Entries from a visual dataset:
______________________________

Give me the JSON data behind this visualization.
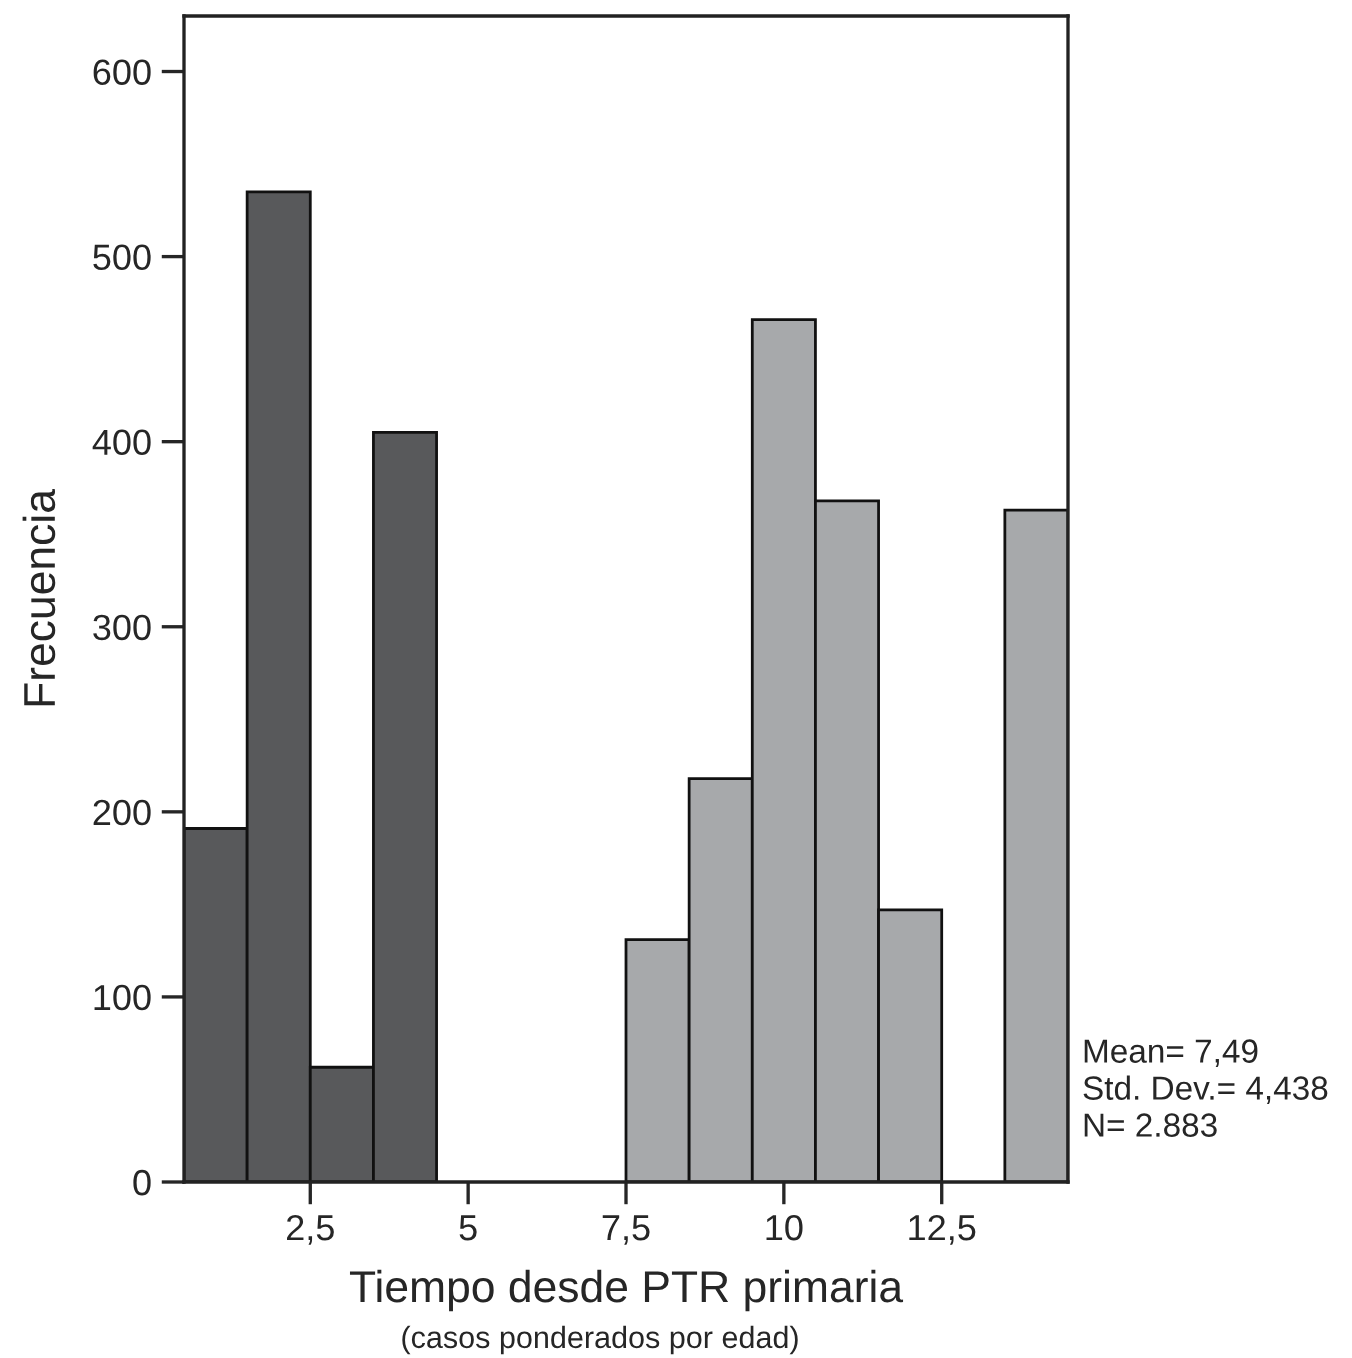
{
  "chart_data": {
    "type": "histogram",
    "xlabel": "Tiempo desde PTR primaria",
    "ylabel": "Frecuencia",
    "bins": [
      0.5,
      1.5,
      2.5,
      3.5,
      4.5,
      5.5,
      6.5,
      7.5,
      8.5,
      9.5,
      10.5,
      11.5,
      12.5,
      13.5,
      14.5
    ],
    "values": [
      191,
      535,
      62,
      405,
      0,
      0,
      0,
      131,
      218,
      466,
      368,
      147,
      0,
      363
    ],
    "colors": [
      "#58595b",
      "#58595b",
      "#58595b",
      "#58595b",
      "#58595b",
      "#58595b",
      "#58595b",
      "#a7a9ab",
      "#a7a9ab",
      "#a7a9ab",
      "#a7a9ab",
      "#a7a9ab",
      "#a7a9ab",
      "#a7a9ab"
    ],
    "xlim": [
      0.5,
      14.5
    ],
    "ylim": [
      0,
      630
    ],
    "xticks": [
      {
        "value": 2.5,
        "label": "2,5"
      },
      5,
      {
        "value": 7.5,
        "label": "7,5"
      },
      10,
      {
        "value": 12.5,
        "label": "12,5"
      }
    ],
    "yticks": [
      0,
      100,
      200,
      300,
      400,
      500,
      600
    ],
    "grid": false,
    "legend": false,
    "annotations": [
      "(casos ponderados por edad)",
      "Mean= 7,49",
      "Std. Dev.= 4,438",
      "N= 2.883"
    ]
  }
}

______________________________

» SHORT EXERCISE: Transcribe the material as is, with images omitted.

» SOLUTION:
Give me the JSON data behind this visualization.
{
  "chart_data": {
    "type": "histogram",
    "xlabel": "Tiempo desde PTR primaria",
    "ylabel": "Frecuencia",
    "bins": [
      0.5,
      1.5,
      2.5,
      3.5,
      4.5,
      5.5,
      6.5,
      7.5,
      8.5,
      9.5,
      10.5,
      11.5,
      12.5,
      13.5,
      14.5
    ],
    "values": [
      191,
      535,
      62,
      405,
      0,
      0,
      0,
      131,
      218,
      466,
      368,
      147,
      0,
      363
    ],
    "colors": [
      "#58595b",
      "#58595b",
      "#58595b",
      "#58595b",
      "#58595b",
      "#58595b",
      "#58595b",
      "#a7a9ab",
      "#a7a9ab",
      "#a7a9ab",
      "#a7a9ab",
      "#a7a9ab",
      "#a7a9ab",
      "#a7a9ab"
    ],
    "xlim": [
      0.5,
      14.5
    ],
    "ylim": [
      0,
      630
    ],
    "xticks": [
      {
        "value": 2.5,
        "label": "2,5"
      },
      5,
      {
        "value": 7.5,
        "label": "7,5"
      },
      10,
      {
        "value": 12.5,
        "label": "12,5"
      }
    ],
    "yticks": [
      0,
      100,
      200,
      300,
      400,
      500,
      600
    ],
    "grid": false,
    "legend": false,
    "annotations": [
      "(casos ponderados por edad)",
      "Mean= 7,49",
      "Std. Dev.= 4,438",
      "N= 2.883"
    ]
  }
}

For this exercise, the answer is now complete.